INSTRUCTIONS FOR THE TASK ▸ Extract each line holding the word "SDTVAR" from the entries.

DATA FOR THIS TASK ▸

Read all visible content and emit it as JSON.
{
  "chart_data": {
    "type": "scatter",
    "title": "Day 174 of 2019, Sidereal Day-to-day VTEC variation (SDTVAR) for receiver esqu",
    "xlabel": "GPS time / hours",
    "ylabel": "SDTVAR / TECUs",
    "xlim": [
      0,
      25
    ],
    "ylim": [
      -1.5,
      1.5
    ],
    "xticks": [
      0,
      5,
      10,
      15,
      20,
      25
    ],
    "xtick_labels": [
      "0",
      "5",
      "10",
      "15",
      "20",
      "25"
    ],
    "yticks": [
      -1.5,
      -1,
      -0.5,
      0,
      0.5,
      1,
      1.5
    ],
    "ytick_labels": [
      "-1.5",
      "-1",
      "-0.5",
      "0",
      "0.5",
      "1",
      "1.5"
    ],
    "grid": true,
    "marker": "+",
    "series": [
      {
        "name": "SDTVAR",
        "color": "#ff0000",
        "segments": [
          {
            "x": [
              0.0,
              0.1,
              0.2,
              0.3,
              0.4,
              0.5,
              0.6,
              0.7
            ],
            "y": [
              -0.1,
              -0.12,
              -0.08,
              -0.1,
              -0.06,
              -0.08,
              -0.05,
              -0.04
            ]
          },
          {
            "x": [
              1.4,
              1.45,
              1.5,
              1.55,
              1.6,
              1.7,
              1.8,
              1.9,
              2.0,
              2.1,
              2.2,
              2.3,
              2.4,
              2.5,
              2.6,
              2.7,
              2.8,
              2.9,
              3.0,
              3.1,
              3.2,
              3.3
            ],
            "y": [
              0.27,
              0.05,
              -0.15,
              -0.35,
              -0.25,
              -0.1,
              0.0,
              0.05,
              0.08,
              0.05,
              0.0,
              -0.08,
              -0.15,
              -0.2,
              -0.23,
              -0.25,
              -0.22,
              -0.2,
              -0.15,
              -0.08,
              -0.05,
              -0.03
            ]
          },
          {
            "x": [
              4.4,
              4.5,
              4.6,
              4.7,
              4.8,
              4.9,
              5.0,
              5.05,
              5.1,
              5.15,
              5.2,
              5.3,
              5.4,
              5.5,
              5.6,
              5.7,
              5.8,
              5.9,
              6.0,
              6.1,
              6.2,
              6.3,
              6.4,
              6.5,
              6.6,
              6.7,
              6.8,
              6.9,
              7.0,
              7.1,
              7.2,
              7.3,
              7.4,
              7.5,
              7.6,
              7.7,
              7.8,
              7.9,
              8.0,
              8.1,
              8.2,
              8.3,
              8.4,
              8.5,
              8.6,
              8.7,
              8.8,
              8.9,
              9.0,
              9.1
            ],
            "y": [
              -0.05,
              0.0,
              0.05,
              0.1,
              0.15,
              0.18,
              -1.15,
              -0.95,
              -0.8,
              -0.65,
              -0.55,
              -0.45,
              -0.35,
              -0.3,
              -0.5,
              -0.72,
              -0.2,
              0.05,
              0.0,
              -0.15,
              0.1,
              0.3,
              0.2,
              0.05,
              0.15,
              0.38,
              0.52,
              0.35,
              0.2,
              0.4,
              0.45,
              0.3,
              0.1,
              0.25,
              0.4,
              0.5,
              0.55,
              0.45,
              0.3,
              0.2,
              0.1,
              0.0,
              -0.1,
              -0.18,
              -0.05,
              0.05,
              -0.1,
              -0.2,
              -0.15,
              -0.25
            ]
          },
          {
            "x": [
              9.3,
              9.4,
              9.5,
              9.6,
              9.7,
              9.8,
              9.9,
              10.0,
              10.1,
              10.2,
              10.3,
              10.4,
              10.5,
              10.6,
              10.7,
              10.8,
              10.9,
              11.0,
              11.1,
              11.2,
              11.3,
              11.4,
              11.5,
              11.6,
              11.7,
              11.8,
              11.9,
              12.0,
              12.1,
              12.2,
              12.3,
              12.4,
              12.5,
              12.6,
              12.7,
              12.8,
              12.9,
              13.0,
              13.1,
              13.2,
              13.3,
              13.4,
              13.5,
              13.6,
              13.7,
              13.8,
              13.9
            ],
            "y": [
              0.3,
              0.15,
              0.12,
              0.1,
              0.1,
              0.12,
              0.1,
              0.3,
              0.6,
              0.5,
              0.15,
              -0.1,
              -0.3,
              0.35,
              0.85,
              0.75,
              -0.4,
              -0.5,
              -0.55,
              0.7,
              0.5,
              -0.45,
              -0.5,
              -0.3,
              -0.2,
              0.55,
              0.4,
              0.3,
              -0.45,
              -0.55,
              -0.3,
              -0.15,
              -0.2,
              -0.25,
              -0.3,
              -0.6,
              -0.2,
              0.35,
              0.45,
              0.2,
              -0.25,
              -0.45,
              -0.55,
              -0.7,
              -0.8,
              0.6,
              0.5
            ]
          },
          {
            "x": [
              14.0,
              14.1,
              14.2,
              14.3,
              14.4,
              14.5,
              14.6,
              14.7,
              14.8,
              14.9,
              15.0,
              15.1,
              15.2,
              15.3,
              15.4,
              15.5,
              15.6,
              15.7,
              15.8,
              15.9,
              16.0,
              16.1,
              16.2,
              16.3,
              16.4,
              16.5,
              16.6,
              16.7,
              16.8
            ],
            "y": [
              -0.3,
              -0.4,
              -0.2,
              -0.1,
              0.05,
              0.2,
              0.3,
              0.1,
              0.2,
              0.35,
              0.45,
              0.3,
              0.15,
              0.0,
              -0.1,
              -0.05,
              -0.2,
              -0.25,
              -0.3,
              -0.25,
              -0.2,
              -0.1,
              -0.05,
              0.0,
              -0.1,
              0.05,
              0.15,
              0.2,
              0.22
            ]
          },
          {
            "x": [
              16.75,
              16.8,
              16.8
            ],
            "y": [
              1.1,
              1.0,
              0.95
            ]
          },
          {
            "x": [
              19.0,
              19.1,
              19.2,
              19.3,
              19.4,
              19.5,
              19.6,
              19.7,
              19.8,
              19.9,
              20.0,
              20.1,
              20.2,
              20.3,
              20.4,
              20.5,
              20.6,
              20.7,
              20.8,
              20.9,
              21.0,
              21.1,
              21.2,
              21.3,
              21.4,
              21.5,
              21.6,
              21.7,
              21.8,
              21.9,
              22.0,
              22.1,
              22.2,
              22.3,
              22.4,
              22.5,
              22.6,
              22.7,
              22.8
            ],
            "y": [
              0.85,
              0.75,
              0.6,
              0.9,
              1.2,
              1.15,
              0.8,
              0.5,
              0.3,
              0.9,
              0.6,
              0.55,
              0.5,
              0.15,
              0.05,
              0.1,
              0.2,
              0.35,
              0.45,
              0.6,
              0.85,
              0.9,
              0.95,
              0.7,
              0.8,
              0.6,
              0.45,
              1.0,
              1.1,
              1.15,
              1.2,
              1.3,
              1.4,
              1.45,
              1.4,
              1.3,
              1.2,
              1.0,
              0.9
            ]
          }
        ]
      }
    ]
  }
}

FULL OUTPUT ▸
    "title": "Day 174 of 2019, Sidereal Day-to-day VTEC variation (SDTVAR) for receiver esqu",
    "ylabel": "SDTVAR / TECUs",
        "name": "SDTVAR",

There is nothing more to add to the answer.